Short exercise:
Your task is to return the span of lines beginning at the one with "What text is on this page?" and ending at the last line of the data, exactly as it stands.

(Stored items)
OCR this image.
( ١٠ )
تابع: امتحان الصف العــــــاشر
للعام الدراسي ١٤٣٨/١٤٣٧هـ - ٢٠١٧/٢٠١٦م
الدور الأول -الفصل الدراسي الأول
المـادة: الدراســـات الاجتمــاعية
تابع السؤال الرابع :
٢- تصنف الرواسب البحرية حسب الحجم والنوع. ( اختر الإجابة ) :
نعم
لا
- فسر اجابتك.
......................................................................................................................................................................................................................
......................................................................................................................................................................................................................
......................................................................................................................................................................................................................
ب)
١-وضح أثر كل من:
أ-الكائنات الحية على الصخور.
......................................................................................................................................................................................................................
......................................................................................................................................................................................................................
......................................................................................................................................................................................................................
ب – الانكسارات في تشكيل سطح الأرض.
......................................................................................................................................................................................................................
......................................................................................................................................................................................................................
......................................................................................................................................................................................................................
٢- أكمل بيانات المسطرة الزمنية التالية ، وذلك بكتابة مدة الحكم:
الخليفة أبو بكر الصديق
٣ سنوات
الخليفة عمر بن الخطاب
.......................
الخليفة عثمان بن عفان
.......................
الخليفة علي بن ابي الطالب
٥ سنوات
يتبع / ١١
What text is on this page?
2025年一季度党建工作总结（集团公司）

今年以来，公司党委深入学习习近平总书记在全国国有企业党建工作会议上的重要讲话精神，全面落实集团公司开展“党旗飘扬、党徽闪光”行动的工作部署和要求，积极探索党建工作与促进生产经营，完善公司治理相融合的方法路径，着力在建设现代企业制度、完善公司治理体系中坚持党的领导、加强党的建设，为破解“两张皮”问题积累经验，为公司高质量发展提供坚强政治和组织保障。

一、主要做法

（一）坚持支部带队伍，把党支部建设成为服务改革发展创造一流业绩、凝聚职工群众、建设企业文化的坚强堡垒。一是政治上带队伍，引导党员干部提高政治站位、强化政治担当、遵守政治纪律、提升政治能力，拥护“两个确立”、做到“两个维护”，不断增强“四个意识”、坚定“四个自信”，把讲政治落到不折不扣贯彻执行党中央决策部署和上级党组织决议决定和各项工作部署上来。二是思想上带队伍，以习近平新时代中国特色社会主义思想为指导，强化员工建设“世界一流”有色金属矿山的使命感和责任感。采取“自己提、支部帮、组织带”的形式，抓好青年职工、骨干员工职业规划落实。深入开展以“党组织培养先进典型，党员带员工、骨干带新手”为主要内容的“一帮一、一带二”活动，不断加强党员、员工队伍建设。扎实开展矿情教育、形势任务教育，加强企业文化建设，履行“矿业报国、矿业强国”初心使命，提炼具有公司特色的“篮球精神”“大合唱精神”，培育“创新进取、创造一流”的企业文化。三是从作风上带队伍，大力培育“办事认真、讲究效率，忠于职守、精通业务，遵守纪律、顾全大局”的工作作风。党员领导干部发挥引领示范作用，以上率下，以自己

Result:
What text is on this page?
2025年一季度党建工作总结（集团公司）

今年以来，公司党委深入学习习近平总书记在全国国有企业党建工作会议上的重要讲话精神，全面落实集团公司开展“党旗飘扬、党徽闪光”行动的工作部署和要求，积极探索党建工作与促进生产经营，完善公司治理相融合的方法路径，着力在建设现代企业制度、完善公司治理体系中坚持党的领导、加强党的建设，为破解“两张皮”问题积累经验，为公司高质量发展提供坚强政治和组织保障。

一、主要做法

（一）坚持支部带队伍，把党支部建设成为服务改革发展创造一流业绩、凝聚职工群众、建设企业文化的坚强堡垒。一是政治上带队伍，引导党员干部提高政治站位、强化政治担当、遵守政治纪律、提升政治能力，拥护“两个确立”、做到“两个维护”，不断增强“四个意识”、坚定“四个自信”，把讲政治落到不折不扣贯彻执行党中央决策部署和上级党组织决议决定和各项工作部署上来。二是思想上带队伍，以习近平新时代中国特色社会主义思想为指导，强化员工建设“世界一流”有色金属矿山的使命感和责任感。采取“自己提、支部帮、组织带”的形式，抓好青年职工、骨干员工职业规划落实。深入开展以“党组织培养先进典型，党员带员工、骨干带新手”为主要内容的“一帮一、一带二”活动，不断加强党员、员工队伍建设。扎实开展矿情教育、形势任务教育，加强企业文化建设，履行“矿业报国、矿业强国”初心使命，提炼具有公司特色的“篮球精神”“大合唱精神”，培育“创新进取、创造一流”的企业文化。三是从作风上带队伍，大力培育“办事认真、讲究效率，忠于职守、精通业务，遵守纪律、顾全大局”的工作作风。党员领导干部发挥引领示范作用，以上率下，以自己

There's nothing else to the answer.